TASK STATEMENT ▸
Give only the number of lines in the data that include the string "Gbps".

--- start MATERIAL FOR THIS TASK ---

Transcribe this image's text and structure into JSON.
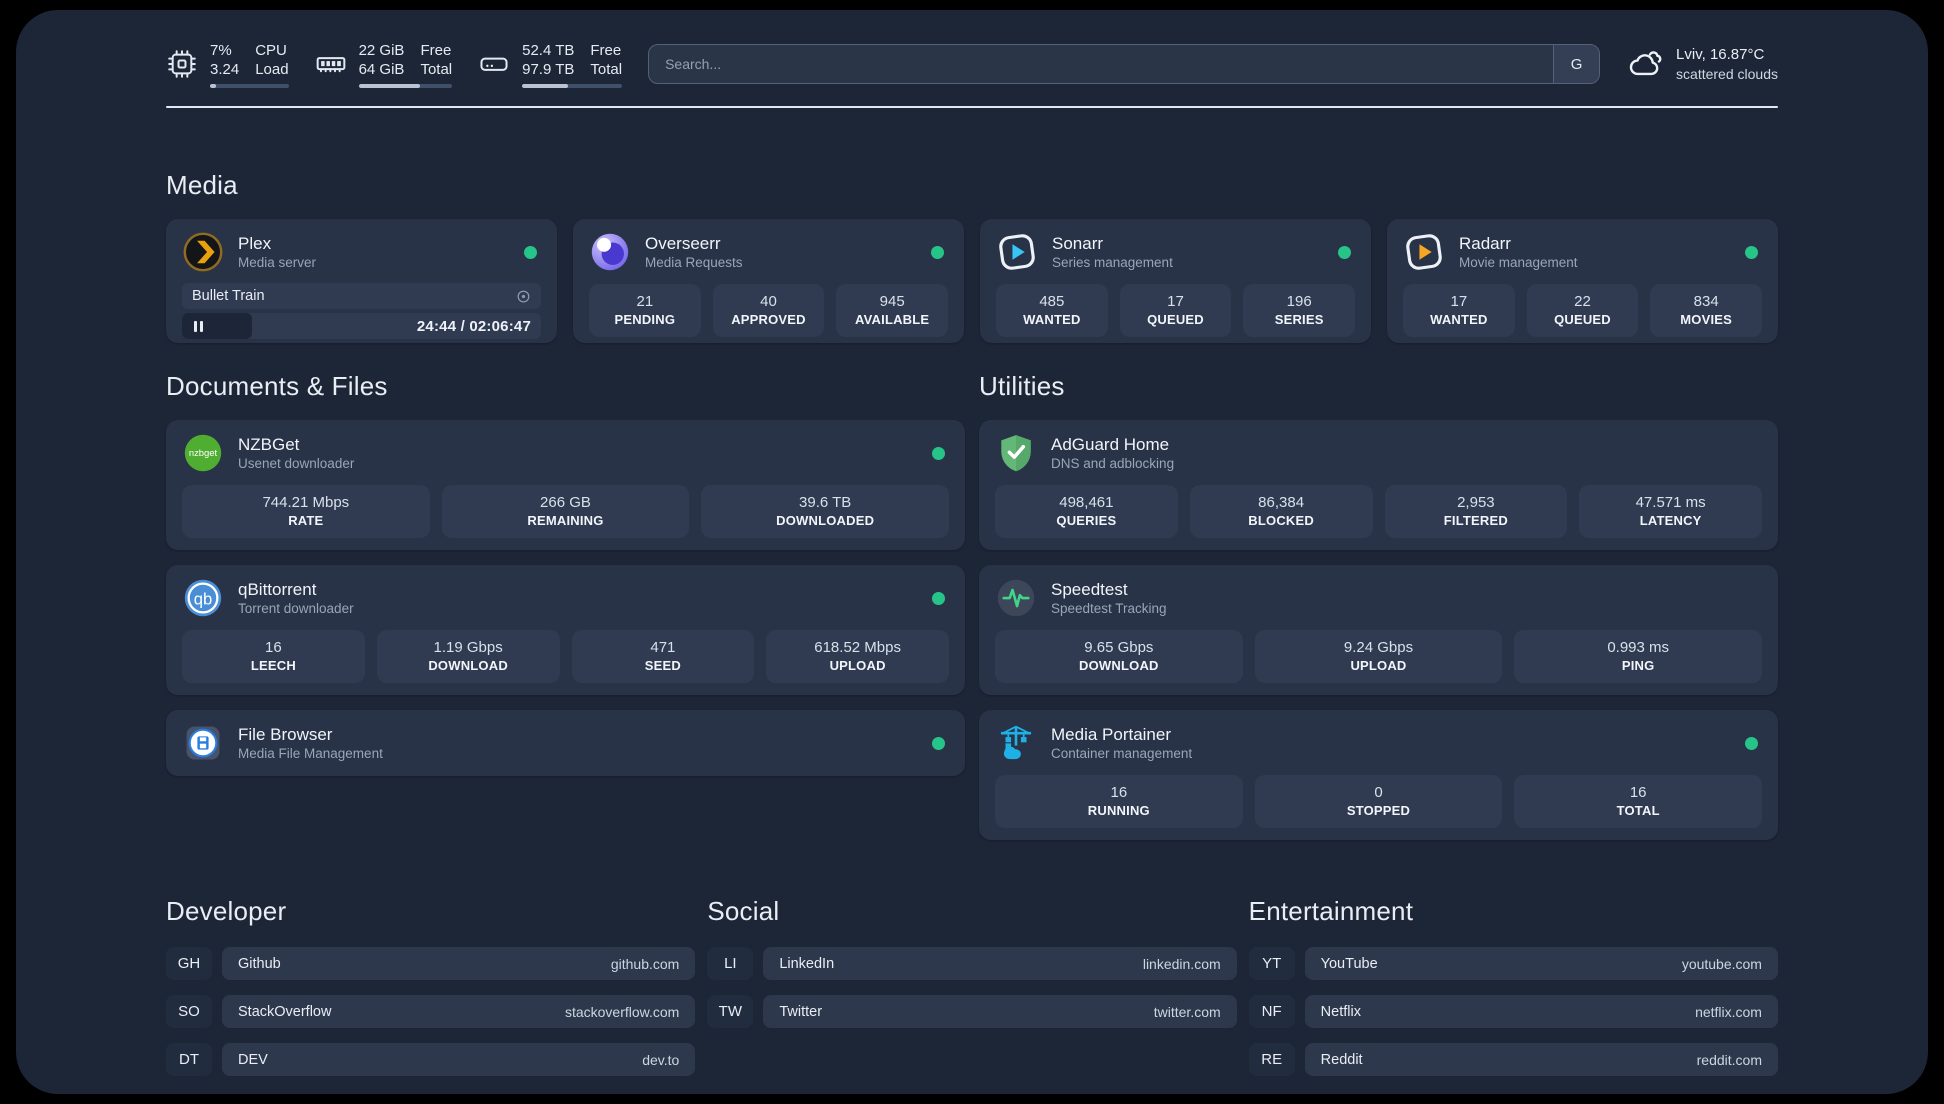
{
  "header": {
    "resources": [
      {
        "values": [
          "7%",
          "3.24"
        ],
        "labels": [
          "CPU",
          "Load"
        ],
        "progress": "7%"
      },
      {
        "values": [
          "22 GiB",
          "64 GiB"
        ],
        "labels": [
          "Free",
          "Total"
        ],
        "progress": "66%"
      },
      {
        "values": [
          "52.4 TB",
          "97.9 TB"
        ],
        "labels": [
          "Free",
          "Total"
        ],
        "progress": "46%"
      }
    ],
    "search": {
      "placeholder": "Search...",
      "provider": "G"
    },
    "weather": {
      "location": "Lviv, 16.87°C",
      "condition": "scattered clouds"
    }
  },
  "media": {
    "title": "Media",
    "plex": {
      "name": "Plex",
      "desc": "Media server",
      "now_playing": {
        "title": "Bullet Train",
        "time_display": "24:44 / 02:06:47",
        "progress": "19.5%"
      }
    },
    "overseerr": {
      "name": "Overseerr",
      "desc": "Media Requests",
      "stats": [
        {
          "value": "21",
          "label": "PENDING"
        },
        {
          "value": "40",
          "label": "APPROVED"
        },
        {
          "value": "945",
          "label": "AVAILABLE"
        }
      ]
    },
    "sonarr": {
      "name": "Sonarr",
      "desc": "Series management",
      "stats": [
        {
          "value": "485",
          "label": "WANTED"
        },
        {
          "value": "17",
          "label": "QUEUED"
        },
        {
          "value": "196",
          "label": "SERIES"
        }
      ]
    },
    "radarr": {
      "name": "Radarr",
      "desc": "Movie management",
      "stats": [
        {
          "value": "17",
          "label": "WANTED"
        },
        {
          "value": "22",
          "label": "QUEUED"
        },
        {
          "value": "834",
          "label": "MOVIES"
        }
      ]
    }
  },
  "documents": {
    "title": "Documents & Files",
    "nzbget": {
      "name": "NZBGet",
      "desc": "Usenet downloader",
      "stats": [
        {
          "value": "744.21 Mbps",
          "label": "RATE"
        },
        {
          "value": "266 GB",
          "label": "REMAINING"
        },
        {
          "value": "39.6 TB",
          "label": "DOWNLOADED"
        }
      ]
    },
    "qbittorrent": {
      "name": "qBittorrent",
      "desc": "Torrent downloader",
      "stats": [
        {
          "value": "16",
          "label": "LEECH"
        },
        {
          "value": "1.19 Gbps",
          "label": "DOWNLOAD"
        },
        {
          "value": "471",
          "label": "SEED"
        },
        {
          "value": "618.52 Mbps",
          "label": "UPLOAD"
        }
      ]
    },
    "filebrowser": {
      "name": "File Browser",
      "desc": "Media File Management"
    }
  },
  "utilities": {
    "title": "Utilities",
    "adguard": {
      "name": "AdGuard Home",
      "desc": "DNS and adblocking",
      "stats": [
        {
          "value": "498,461",
          "label": "QUERIES"
        },
        {
          "value": "86,384",
          "label": "BLOCKED"
        },
        {
          "value": "2,953",
          "label": "FILTERED"
        },
        {
          "value": "47.571 ms",
          "label": "LATENCY"
        }
      ]
    },
    "speedtest": {
      "name": "Speedtest",
      "desc": "Speedtest Tracking",
      "stats": [
        {
          "value": "9.65 Gbps",
          "label": "DOWNLOAD"
        },
        {
          "value": "9.24 Gbps",
          "label": "UPLOAD"
        },
        {
          "value": "0.993 ms",
          "label": "PING"
        }
      ]
    },
    "portainer": {
      "name": "Media Portainer",
      "desc": "Container management",
      "stats": [
        {
          "value": "16",
          "label": "RUNNING"
        },
        {
          "value": "0",
          "label": "STOPPED"
        },
        {
          "value": "16",
          "label": "TOTAL"
        }
      ]
    }
  },
  "bookmarks": [
    {
      "title": "Developer",
      "links": [
        {
          "abbr": "GH",
          "name": "Github",
          "url": "github.com"
        },
        {
          "abbr": "SO",
          "name": "StackOverflow",
          "url": "stackoverflow.com"
        },
        {
          "abbr": "DT",
          "name": "DEV",
          "url": "dev.to"
        }
      ]
    },
    {
      "title": "Social",
      "links": [
        {
          "abbr": "LI",
          "name": "LinkedIn",
          "url": "linkedin.com"
        },
        {
          "abbr": "TW",
          "name": "Twitter",
          "url": "twitter.com"
        }
      ]
    },
    {
      "title": "Entertainment",
      "links": [
        {
          "abbr": "YT",
          "name": "YouTube",
          "url": "youtube.com"
        },
        {
          "abbr": "NF",
          "name": "Netflix",
          "url": "netflix.com"
        },
        {
          "abbr": "RE",
          "name": "Reddit",
          "url": "reddit.com"
        }
      ]
    }
  ],
  "colors": {
    "status_online": "#27c489",
    "plex_accent": "#e8a00d",
    "sonarr_accent": "#38c6f4",
    "radarr_accent": "#f5a623",
    "portainer_accent": "#1fb1e6",
    "adguard_accent": "#63b877",
    "nzbget_accent": "#4fae32",
    "qbittorrent_accent": "#4a8fd6"
  }
}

--- end MATERIAL FOR THIS TASK ---

SOLUTION FOR THIS EXERCISE ▸
3